(Extracted records)
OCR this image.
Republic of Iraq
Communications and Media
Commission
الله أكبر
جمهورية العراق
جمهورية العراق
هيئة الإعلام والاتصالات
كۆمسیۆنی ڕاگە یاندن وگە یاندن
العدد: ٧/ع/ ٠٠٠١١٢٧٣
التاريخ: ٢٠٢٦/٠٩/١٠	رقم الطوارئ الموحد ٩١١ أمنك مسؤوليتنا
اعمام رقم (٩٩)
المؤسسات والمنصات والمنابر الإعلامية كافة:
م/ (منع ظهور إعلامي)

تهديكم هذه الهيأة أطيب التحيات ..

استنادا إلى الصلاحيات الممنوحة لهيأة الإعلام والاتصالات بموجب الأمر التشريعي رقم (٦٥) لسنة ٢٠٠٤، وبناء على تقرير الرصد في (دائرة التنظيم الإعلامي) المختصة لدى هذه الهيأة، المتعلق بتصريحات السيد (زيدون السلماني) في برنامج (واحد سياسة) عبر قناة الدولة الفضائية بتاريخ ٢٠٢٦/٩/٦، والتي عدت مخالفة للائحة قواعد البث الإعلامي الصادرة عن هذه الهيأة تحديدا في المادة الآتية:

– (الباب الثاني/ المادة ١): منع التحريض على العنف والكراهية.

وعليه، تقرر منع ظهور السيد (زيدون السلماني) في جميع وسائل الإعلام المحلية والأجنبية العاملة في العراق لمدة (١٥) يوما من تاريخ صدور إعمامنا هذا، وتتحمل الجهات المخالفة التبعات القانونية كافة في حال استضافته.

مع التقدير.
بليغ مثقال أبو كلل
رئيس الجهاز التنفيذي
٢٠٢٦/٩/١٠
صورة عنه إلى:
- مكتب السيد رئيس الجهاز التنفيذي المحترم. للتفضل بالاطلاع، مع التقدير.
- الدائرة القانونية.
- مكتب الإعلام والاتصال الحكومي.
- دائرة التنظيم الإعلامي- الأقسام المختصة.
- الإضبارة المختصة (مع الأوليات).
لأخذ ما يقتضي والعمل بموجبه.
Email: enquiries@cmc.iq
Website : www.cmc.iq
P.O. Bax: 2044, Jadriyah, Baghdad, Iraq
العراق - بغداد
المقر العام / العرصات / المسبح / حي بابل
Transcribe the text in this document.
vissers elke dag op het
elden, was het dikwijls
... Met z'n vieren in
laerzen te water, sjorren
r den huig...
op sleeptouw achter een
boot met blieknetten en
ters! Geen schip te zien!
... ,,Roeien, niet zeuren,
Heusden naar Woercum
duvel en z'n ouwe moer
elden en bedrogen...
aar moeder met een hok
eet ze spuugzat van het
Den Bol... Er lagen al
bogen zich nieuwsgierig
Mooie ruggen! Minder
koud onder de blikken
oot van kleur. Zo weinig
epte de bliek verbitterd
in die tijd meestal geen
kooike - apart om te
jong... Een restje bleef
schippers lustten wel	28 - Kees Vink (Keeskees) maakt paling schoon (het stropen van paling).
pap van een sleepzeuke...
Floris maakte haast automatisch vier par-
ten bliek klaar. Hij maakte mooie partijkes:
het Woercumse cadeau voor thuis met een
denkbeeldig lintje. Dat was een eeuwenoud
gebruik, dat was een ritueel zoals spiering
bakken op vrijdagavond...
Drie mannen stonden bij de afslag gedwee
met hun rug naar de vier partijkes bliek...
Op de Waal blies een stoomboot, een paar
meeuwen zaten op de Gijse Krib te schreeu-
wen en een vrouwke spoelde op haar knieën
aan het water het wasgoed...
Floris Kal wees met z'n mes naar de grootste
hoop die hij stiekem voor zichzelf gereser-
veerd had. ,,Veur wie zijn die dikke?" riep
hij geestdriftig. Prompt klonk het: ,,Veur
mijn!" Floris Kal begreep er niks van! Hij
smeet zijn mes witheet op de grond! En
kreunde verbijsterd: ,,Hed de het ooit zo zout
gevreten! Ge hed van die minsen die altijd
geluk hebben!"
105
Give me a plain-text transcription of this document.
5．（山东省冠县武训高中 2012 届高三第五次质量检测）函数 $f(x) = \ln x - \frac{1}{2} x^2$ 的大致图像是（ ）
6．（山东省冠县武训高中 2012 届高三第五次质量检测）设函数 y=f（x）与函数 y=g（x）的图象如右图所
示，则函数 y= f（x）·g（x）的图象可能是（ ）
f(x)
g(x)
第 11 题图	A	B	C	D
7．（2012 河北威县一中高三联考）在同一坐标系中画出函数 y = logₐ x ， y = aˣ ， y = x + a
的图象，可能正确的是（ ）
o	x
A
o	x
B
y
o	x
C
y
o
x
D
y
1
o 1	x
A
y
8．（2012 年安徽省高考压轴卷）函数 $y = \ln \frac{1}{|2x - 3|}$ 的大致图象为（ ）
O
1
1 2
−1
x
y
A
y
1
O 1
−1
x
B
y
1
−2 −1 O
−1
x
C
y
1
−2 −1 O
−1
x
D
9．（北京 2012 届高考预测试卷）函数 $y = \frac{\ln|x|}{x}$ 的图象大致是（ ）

### WHAT YOU ARE ASKED TO DO
Retype the records in full. Keep every line identical to the original.

### COMPLETE ANSWER
OCR this image.
Republic of Iraq
Communications and Media
Commission
الله أكبر
جمهورية العراق
جمهورية العراق
هيئة الإعلام والاتصالات
كۆمسیۆنی ڕاگە یاندن وگە یاندن
العدد: ٧/ع/ ٠٠٠١١٢٧٣
التاريخ: ٢٠٢٦/٠٩/١٠	رقم الطوارئ الموحد ٩١١ أمنك مسؤوليتنا
اعمام رقم (٩٩)
المؤسسات والمنصات والمنابر الإعلامية كافة:
م/ (منع ظهور إعلامي)

تهديكم هذه الهيأة أطيب التحيات ..

استنادا إلى الصلاحيات الممنوحة لهيأة الإعلام والاتصالات بموجب الأمر التشريعي رقم (٦٥) لسنة ٢٠٠٤، وبناء على تقرير الرصد في (دائرة التنظيم الإعلامي) المختصة لدى هذه الهيأة، المتعلق بتصريحات السيد (زيدون السلماني) في برنامج (واحد سياسة) عبر قناة الدولة الفضائية بتاريخ ٢٠٢٦/٩/٦، والتي عدت مخالفة للائحة قواعد البث الإعلامي الصادرة عن هذه الهيأة تحديدا في المادة الآتية:

– (الباب الثاني/ المادة ١): منع التحريض على العنف والكراهية.

وعليه، تقرر منع ظهور السيد (زيدون السلماني) في جميع وسائل الإعلام المحلية والأجنبية العاملة في العراق لمدة (١٥) يوما من تاريخ صدور إعمامنا هذا، وتتحمل الجهات المخالفة التبعات القانونية كافة في حال استضافته.

مع التقدير.
بليغ مثقال أبو كلل
رئيس الجهاز التنفيذي
٢٠٢٦/٩/١٠
صورة عنه إلى:
- مكتب السيد رئيس الجهاز التنفيذي المحترم. للتفضل بالاطلاع، مع التقدير.
- الدائرة القانونية.
- مكتب الإعلام والاتصال الحكومي.
- دائرة التنظيم الإعلامي- الأقسام المختصة.
- الإضبارة المختصة (مع الأوليات).
لأخذ ما يقتضي والعمل بموجبه.
Email: enquiries@cmc.iq
Website : www.cmc.iq
P.O. Bax: 2044, Jadriyah, Baghdad, Iraq
العراق - بغداد
المقر العام / العرصات / المسبح / حي بابل
Transcribe the text in this document.
vissers elke dag op het
elden, was het dikwijls
... Met z'n vieren in
laerzen te water, sjorren
r den huig...
op sleeptouw achter een
boot met blieknetten en
ters! Geen schip te zien!
... ,,Roeien, niet zeuren,
Heusden naar Woercum
duvel en z'n ouwe moer
elden en bedrogen...
aar moeder met een hok
eet ze spuugzat van het
Den Bol... Er lagen al
bogen zich nieuwsgierig
Mooie ruggen! Minder
koud onder de blikken
oot van kleur. Zo weinig
epte de bliek verbitterd
in die tijd meestal geen
kooike - apart om te
jong... Een restje bleef
schippers lustten wel	28 - Kees Vink (Keeskees) maakt paling schoon (het stropen van paling).
pap van een sleepzeuke...
Floris maakte haast automatisch vier par-
ten bliek klaar. Hij maakte mooie partijkes:
het Woercumse cadeau voor thuis met een
denkbeeldig lintje. Dat was een eeuwenoud
gebruik, dat was een ritueel zoals spiering
bakken op vrijdagavond...
Drie mannen stonden bij de afslag gedwee
met hun rug naar de vier partijkes bliek...
Op de Waal blies een stoomboot, een paar
meeuwen zaten op de Gijse Krib te schreeu-
wen en een vrouwke spoelde op haar knieën
aan het water het wasgoed...
Floris Kal wees met z'n mes naar de grootste
hoop die hij stiekem voor zichzelf gereser-
veerd had. ,,Veur wie zijn die dikke?" riep
hij geestdriftig. Prompt klonk het: ,,Veur
mijn!" Floris Kal begreep er niks van! Hij
smeet zijn mes witheet op de grond! En
kreunde verbijsterd: ,,Hed de het ooit zo zout
gevreten! Ge hed van die minsen die altijd
geluk hebben!"
105
Give me a plain-text transcription of this document.
5．（山东省冠县武训高中 2012 届高三第五次质量检测）函数 $f(x) = \ln x - \frac{1}{2} x^2$ 的大致图像是（ ）
6．（山东省冠县武训高中 2012 届高三第五次质量检测）设函数 y=f（x）与函数 y=g（x）的图象如右图所
示，则函数 y= f（x）·g（x）的图象可能是（ ）
f(x)
g(x)
第 11 题图	A	B	C	D
7．（2012 河北威县一中高三联考）在同一坐标系中画出函数 y = logₐ x ， y = aˣ ， y = x + a
的图象，可能正确的是（ ）
o	x
A
o	x
B
y
o	x
C
y
o
x
D
y
1
o 1	x
A
y
8．（2012 年安徽省高考压轴卷）函数 $y = \ln \frac{1}{|2x - 3|}$ 的大致图象为（ ）
O
1
1 2
−1
x
y
A
y
1
O 1
−1
x
B
y
1
−2 −1 O
−1
x
C
y
1
−2 −1 O
−1
x
D
9．（北京 2012 届高考预测试卷）函数 $y = \frac{\ln|x|}{x}$ 的图象大致是（ ）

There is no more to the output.